→ **PROBLEM REQUIREMENTS**
Copy every line from the records below that holds the word "Légion".

→ **EXTRACTED ENTRIES**
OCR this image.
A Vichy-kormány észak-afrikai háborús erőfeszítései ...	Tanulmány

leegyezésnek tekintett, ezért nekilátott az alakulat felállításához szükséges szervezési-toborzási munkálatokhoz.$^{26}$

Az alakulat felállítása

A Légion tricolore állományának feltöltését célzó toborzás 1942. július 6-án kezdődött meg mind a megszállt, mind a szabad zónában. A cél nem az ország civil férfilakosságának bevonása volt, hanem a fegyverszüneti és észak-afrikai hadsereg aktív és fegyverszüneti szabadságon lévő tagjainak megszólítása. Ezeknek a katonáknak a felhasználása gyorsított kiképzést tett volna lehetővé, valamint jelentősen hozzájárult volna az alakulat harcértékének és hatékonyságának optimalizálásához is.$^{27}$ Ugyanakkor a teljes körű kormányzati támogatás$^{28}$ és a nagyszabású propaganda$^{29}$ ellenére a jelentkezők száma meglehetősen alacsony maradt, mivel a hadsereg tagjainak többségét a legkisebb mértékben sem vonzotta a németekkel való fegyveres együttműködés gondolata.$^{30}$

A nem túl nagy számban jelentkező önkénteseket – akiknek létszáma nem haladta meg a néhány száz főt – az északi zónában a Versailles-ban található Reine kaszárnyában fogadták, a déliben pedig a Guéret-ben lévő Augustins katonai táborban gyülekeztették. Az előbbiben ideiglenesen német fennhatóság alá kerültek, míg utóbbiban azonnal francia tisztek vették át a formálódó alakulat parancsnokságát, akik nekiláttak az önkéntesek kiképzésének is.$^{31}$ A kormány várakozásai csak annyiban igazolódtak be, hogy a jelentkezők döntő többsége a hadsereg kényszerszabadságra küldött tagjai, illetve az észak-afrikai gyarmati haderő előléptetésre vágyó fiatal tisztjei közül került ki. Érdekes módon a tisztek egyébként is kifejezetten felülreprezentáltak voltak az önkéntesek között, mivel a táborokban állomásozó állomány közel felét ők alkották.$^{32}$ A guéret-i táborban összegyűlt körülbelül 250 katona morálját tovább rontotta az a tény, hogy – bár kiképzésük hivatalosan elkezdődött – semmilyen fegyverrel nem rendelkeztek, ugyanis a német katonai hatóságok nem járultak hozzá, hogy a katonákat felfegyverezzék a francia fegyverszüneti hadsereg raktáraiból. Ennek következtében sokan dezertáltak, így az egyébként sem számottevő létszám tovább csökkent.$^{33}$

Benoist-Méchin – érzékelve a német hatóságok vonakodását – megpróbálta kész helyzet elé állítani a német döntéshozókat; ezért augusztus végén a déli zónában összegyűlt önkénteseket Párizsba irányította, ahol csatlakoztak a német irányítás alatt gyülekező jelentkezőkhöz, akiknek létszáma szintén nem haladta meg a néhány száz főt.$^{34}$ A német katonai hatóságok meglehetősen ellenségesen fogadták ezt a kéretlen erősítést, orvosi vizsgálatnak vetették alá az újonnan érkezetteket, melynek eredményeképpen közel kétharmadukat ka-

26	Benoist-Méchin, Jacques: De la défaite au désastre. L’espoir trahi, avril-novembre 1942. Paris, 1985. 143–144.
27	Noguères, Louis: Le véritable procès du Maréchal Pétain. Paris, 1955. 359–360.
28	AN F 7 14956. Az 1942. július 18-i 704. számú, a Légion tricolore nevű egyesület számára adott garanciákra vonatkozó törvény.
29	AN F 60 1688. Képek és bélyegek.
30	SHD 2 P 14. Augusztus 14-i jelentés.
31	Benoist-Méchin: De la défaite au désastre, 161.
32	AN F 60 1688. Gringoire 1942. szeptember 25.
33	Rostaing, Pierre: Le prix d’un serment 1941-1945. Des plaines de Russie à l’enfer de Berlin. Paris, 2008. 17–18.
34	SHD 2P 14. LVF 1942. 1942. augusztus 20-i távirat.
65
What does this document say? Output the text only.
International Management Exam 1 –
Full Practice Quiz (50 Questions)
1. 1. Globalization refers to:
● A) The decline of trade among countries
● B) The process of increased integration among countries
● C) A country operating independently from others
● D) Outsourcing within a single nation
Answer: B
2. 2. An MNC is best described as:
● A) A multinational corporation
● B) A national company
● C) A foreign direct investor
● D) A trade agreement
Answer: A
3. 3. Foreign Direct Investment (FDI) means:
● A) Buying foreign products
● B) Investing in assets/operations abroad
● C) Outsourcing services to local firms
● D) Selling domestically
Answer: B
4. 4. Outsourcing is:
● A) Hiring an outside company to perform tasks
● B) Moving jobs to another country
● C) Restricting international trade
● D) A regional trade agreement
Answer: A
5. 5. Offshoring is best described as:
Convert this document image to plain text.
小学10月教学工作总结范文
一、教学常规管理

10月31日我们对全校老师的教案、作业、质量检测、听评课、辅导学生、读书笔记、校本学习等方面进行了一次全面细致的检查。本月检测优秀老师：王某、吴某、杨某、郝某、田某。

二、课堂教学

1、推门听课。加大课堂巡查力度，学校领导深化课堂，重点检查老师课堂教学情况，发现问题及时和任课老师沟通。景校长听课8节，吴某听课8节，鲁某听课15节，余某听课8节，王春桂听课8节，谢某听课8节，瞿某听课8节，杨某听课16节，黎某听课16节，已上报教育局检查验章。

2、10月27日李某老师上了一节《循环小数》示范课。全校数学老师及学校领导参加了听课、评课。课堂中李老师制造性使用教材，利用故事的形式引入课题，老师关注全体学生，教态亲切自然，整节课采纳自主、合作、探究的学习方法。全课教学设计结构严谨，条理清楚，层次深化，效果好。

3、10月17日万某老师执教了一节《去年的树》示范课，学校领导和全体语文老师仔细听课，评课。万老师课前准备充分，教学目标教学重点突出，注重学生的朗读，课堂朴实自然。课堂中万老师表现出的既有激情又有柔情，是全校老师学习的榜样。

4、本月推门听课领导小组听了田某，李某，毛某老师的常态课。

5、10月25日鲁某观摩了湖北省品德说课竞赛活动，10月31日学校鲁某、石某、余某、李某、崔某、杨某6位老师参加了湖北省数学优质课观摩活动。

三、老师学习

→ **TASK OUTPUT**
A Légion tricolore állományának feltöltését célzó toborzás 1942. július 6-án kezdődött meg mind a megszállt, mind a szabad zónában. A cél nem az ország civil férfilakosságának bevonása volt, hanem a fegyverszüneti és észak-afrikai hadsereg aktív és fegyverszüneti szabadságon lévő tagjainak megszólítása. Ezeknek a katonáknak a felhasználása gyorsított kiképzést tett volna lehetővé, valamint jelentősen hozzájárult volna az alakulat harcértékének és hatékonyságának optimalizálásához is.$^{27}$ Ugyanakkor a teljes körű kormányzati támogatás$^{28}$ és a nagyszabású propaganda$^{29}$ ellenére a jelentkezők száma meglehetősen alacsony maradt, mivel a hadsereg tagjainak többségét a legkisebb mértékben sem vonzotta a németekkel való fegyveres együttműködés gondolata.$^{30}$
28	AN F 7 14956. Az 1942. július 18-i 704. számú, a Légion tricolore nevű egyesület számára adott garanciákra vonatkozó törvény.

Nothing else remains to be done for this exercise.